### Your task
What follows is a set of entries. Give them again exactly, without the pictures.

◆ ◆ ◆ ◆ ◆

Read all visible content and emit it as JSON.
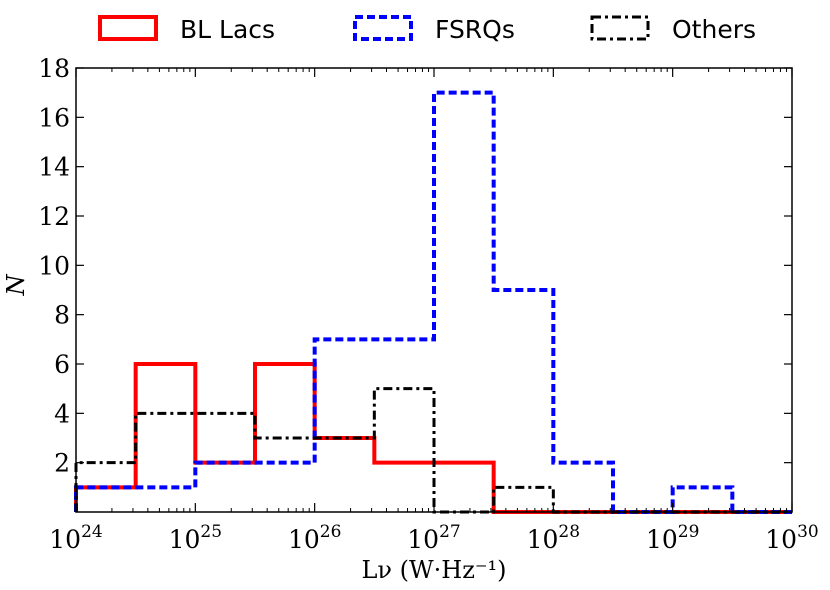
{
  "chart_data": {
    "type": "histogram",
    "title": "",
    "xlabel": "Lν (W·Hz⁻¹)",
    "ylabel": "N",
    "x_scale": "log",
    "xlim_log10": [
      24,
      30
    ],
    "ylim": [
      0,
      18
    ],
    "bin_edges_log10": [
      24.0,
      24.5,
      25.0,
      25.5,
      26.0,
      26.5,
      27.0,
      27.5,
      28.0,
      28.5,
      29.0,
      29.5,
      30.0
    ],
    "x_ticks": [
      {
        "base": "10",
        "exp": "24"
      },
      {
        "base": "10",
        "exp": "25"
      },
      {
        "base": "10",
        "exp": "26"
      },
      {
        "base": "10",
        "exp": "27"
      },
      {
        "base": "10",
        "exp": "28"
      },
      {
        "base": "10",
        "exp": "29"
      },
      {
        "base": "10",
        "exp": "30"
      }
    ],
    "y_ticks": [
      "2",
      "4",
      "6",
      "8",
      "10",
      "12",
      "14",
      "16",
      "18"
    ],
    "legend_position": "top",
    "series": [
      {
        "name": "BL Lacs",
        "color": "#ff0000",
        "style": "solid",
        "counts": [
          1,
          6,
          2,
          6,
          3,
          2,
          2,
          0,
          0,
          0,
          0,
          0
        ]
      },
      {
        "name": "FSRQs",
        "color": "#0000ff",
        "style": "dashed",
        "counts": [
          1,
          1,
          2,
          2,
          7,
          7,
          17,
          9,
          2,
          0,
          1,
          0
        ]
      },
      {
        "name": "Others",
        "color": "#000000",
        "style": "dashdot",
        "counts": [
          2,
          4,
          4,
          3,
          3,
          5,
          0,
          1,
          0,
          0,
          0,
          0
        ]
      }
    ]
  }
}
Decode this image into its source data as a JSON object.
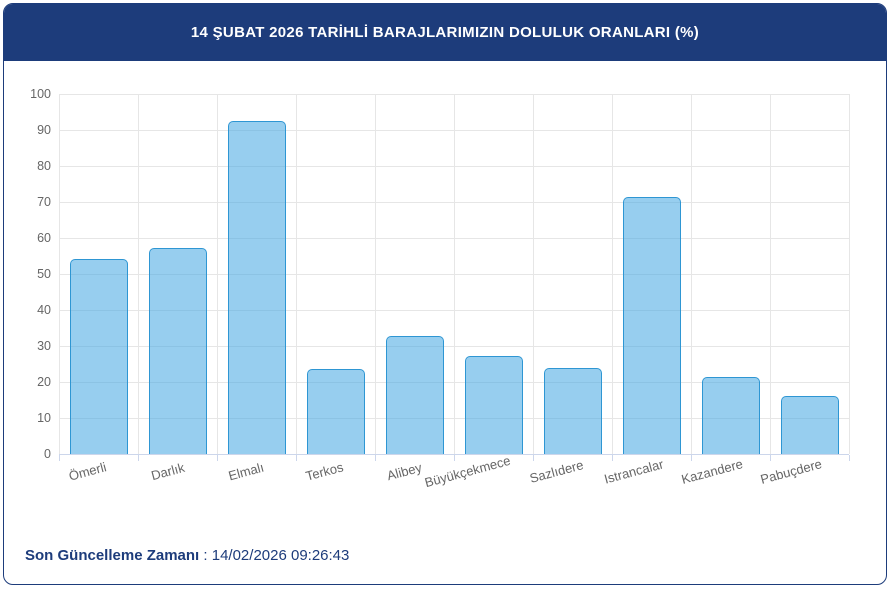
{
  "header": {
    "title": "14 ŞUBAT 2026 TARİHLİ BARAJLARIMIZIN DOLULUK ORANLARI (%)"
  },
  "footer": {
    "label": "Son Güncelleme Zamanı",
    "separator": " : ",
    "value": "14/02/2026 09:26:43"
  },
  "colors": {
    "header_bg": "#1d3c7b",
    "card_border": "#1d3c7b",
    "footer_text": "#1d3c7b",
    "bar_fill": "rgba(66,165,225,0.55)",
    "bar_border": "#2e96d3",
    "grid": "#e6e6e6",
    "axis_line": "#ccd6eb",
    "axis_text": "#666666"
  },
  "chart_data": {
    "type": "bar",
    "title": "14 ŞUBAT 2026 TARİHLİ BARAJLARIMIZIN DOLULUK ORANLARI (%)",
    "categories": [
      "Ömerli",
      "Darlık",
      "Elmalı",
      "Terkos",
      "Alibey",
      "Büyükçekmece",
      "Sazlıdere",
      "Istrancalar",
      "Kazandere",
      "Pabuçdere"
    ],
    "values": [
      54.1,
      57.1,
      92.4,
      23.5,
      32.8,
      27.2,
      23.8,
      71.5,
      21.4,
      16.1
    ],
    "xlabel": "",
    "ylabel": "",
    "ylim": [
      0,
      100
    ],
    "ytick_interval": 10,
    "yticks": [
      0,
      10,
      20,
      30,
      40,
      50,
      60,
      70,
      80,
      90,
      100
    ],
    "grid": true,
    "legend": false,
    "x_label_rotation_deg": -15
  }
}
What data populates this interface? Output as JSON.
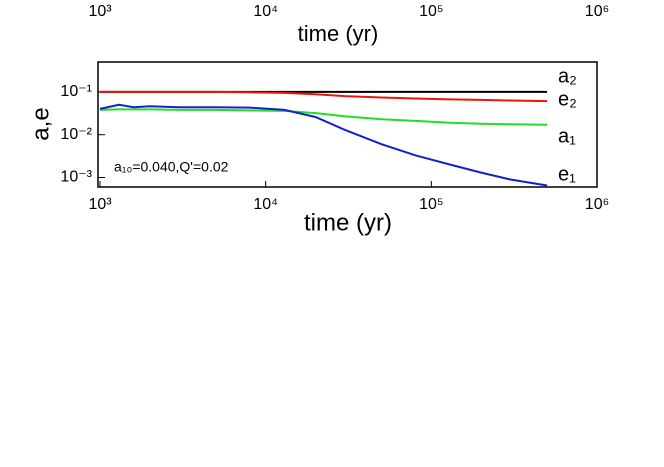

◆ ◆ ◆ ◆ ◆

### Final result
Read all visible content and emit it as JSON.
{
  "chart_data": {
    "type": "histogram",
    "title": "",
    "xlabel": "Lν (W·Hz⁻¹)",
    "ylabel": "N",
    "x_scale": "log",
    "xlim_log10": [
      24,
      30
    ],
    "ylim": [
      0,
      18
    ],
    "bin_edges_log10": [
      24.0,
      24.5,
      25.0,
      25.5,
      26.0,
      26.5,
      27.0,
      27.5,
      28.0,
      28.5,
      29.0,
      29.5,
      30.0
    ],
    "x_ticks": [
      {
        "base": "10",
        "exp": "24"
      },
      {
        "base": "10",
        "exp": "25"
      },
      {
        "base": "10",
        "exp": "26"
      },
      {
        "base": "10",
        "exp": "27"
      },
      {
        "base": "10",
        "exp": "28"
      },
      {
        "base": "10",
        "exp": "29"
      },
      {
        "base": "10",
        "exp": "30"
      }
    ],
    "y_ticks": [
      "2",
      "4",
      "6",
      "8",
      "10",
      "12",
      "14",
      "16",
      "18"
    ],
    "legend_position": "top",
    "series": [
      {
        "name": "BL Lacs",
        "color": "#ff0000",
        "style": "solid",
        "counts": [
          1,
          6,
          2,
          6,
          3,
          2,
          2,
          0,
          0,
          0,
          0,
          0
        ]
      },
      {
        "name": "FSRQs",
        "color": "#0000ff",
        "style": "dashed",
        "counts": [
          1,
          1,
          2,
          2,
          7,
          7,
          17,
          9,
          2,
          0,
          1,
          0
        ]
      },
      {
        "name": "Others",
        "color": "#000000",
        "style": "dashdot",
        "counts": [
          2,
          4,
          4,
          3,
          3,
          5,
          0,
          1,
          0,
          0,
          0,
          0
        ]
      }
    ]
  }
}
Decode this image into its source data as a JSON object.
{
  "header": {
    "title": "14 ŞUBAT 2026 TARİHLİ BARAJLARIMIZIN DOLULUK ORANLARI (%)"
  },
  "footer": {
    "label": "Son Güncelleme Zamanı",
    "separator": " : ",
    "value": "14/02/2026 09:26:43"
  },
  "colors": {
    "header_bg": "#1d3c7b",
    "card_border": "#1d3c7b",
    "footer_text": "#1d3c7b",
    "bar_fill": "rgba(66,165,225,0.55)",
    "bar_border": "#2e96d3",
    "grid": "#e6e6e6",
    "axis_line": "#ccd6eb",
    "axis_text": "#666666"
  },
  "chart_data": {
    "type": "bar",
    "title": "14 ŞUBAT 2026 TARİHLİ BARAJLARIMIZIN DOLULUK ORANLARI (%)",
    "categories": [
      "Ömerli",
      "Darlık",
      "Elmalı",
      "Terkos",
      "Alibey",
      "Büyükçekmece",
      "Sazlıdere",
      "Istrancalar",
      "Kazandere",
      "Pabuçdere"
    ],
    "values": [
      54.1,
      57.1,
      92.4,
      23.5,
      32.8,
      27.2,
      23.8,
      71.5,
      21.4,
      16.1
    ],
    "xlabel": "",
    "ylabel": "",
    "ylim": [
      0,
      100
    ],
    "ytick_interval": 10,
    "yticks": [
      0,
      10,
      20,
      30,
      40,
      50,
      60,
      70,
      80,
      90,
      100
    ],
    "grid": true,
    "legend": false,
    "x_label_rotation_deg": -15
  }
}
What data populates this interface? Output as JSON.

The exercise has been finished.